Dataset records
## BEGIN

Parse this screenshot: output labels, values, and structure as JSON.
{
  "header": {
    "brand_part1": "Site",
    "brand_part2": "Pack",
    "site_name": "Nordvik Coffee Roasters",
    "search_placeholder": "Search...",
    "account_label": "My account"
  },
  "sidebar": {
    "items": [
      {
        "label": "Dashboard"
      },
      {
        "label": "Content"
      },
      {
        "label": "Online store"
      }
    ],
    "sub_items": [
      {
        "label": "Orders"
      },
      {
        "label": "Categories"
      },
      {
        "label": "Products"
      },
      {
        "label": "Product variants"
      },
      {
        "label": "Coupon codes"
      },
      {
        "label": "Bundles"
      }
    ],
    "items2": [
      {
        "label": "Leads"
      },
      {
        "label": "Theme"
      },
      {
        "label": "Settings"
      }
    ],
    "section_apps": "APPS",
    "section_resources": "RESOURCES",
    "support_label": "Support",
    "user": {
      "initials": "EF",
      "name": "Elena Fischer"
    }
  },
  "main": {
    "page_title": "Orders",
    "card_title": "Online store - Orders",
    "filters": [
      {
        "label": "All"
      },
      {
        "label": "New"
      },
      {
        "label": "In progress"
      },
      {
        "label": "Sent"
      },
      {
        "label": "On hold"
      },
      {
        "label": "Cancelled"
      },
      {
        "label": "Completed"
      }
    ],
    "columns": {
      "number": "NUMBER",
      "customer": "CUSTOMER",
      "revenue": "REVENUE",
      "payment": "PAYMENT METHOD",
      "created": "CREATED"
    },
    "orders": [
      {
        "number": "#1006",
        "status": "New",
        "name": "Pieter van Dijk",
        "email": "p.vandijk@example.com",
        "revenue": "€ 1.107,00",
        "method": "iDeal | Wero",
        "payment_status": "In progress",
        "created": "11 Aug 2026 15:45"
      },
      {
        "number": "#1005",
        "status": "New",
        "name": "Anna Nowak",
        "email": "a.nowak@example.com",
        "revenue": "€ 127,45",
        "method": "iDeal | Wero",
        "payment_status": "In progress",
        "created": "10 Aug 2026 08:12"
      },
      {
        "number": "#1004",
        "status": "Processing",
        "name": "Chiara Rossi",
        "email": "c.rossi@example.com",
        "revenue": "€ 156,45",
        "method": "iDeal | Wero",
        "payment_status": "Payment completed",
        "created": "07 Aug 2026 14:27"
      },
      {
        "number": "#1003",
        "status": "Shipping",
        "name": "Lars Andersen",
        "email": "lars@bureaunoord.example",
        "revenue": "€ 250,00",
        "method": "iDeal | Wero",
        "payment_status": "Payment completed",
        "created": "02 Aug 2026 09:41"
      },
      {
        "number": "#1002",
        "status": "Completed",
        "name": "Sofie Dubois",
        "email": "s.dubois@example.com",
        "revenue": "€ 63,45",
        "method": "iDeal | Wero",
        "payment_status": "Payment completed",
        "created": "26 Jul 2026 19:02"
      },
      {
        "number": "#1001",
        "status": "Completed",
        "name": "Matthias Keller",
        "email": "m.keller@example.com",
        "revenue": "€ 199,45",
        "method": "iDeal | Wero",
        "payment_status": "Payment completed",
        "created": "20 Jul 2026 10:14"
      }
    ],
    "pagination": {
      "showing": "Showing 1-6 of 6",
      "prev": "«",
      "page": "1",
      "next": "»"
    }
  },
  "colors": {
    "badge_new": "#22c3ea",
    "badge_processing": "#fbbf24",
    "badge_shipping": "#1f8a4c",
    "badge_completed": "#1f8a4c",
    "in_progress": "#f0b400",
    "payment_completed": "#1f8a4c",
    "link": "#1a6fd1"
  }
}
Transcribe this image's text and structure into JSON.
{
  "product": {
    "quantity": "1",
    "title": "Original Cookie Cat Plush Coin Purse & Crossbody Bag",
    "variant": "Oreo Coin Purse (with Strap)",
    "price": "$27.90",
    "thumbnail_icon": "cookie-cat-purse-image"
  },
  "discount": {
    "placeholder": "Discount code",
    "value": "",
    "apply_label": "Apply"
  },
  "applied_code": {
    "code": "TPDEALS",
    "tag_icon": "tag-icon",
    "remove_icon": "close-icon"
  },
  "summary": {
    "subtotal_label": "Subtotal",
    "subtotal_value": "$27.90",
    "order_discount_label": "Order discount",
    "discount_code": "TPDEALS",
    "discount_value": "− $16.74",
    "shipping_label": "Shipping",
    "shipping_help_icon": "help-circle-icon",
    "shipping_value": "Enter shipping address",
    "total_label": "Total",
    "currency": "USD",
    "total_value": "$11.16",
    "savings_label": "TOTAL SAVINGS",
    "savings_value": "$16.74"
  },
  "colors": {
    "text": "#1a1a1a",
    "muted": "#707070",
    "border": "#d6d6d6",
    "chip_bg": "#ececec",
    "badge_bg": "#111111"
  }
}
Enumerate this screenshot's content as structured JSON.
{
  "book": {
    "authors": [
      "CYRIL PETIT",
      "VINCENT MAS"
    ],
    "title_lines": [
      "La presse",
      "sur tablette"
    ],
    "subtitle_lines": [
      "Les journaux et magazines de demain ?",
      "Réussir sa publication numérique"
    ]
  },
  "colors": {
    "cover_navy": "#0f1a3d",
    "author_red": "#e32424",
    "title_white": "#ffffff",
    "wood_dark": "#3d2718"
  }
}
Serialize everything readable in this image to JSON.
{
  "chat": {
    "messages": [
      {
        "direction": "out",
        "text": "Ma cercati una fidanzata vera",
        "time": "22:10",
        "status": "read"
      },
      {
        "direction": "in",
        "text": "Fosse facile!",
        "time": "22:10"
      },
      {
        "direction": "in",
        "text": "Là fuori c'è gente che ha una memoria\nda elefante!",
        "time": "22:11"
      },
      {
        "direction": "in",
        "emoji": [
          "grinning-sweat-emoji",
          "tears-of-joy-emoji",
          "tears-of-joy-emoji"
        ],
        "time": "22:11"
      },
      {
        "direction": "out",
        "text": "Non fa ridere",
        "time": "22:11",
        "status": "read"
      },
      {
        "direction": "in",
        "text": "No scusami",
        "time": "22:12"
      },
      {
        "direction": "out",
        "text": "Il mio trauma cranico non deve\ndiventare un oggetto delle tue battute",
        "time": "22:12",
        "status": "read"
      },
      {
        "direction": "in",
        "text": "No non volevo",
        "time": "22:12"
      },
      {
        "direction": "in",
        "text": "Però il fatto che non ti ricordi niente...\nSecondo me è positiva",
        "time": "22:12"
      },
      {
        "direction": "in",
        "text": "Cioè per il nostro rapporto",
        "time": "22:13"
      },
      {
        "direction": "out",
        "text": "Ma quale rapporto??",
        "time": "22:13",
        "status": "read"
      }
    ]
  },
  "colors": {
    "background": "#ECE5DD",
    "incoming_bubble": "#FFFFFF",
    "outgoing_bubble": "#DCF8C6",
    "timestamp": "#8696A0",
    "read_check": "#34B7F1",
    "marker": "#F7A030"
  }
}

## END

Extract each line from the entries above that contains the string "example".

Task result
        "email": "p.vandijk@example.com",
        "email": "a.nowak@example.com",
        "email": "c.rossi@example.com",
        "email": "lars@bureaunoord.example",
        "email": "s.dubois@example.com",
        "email": "m.keller@example.com",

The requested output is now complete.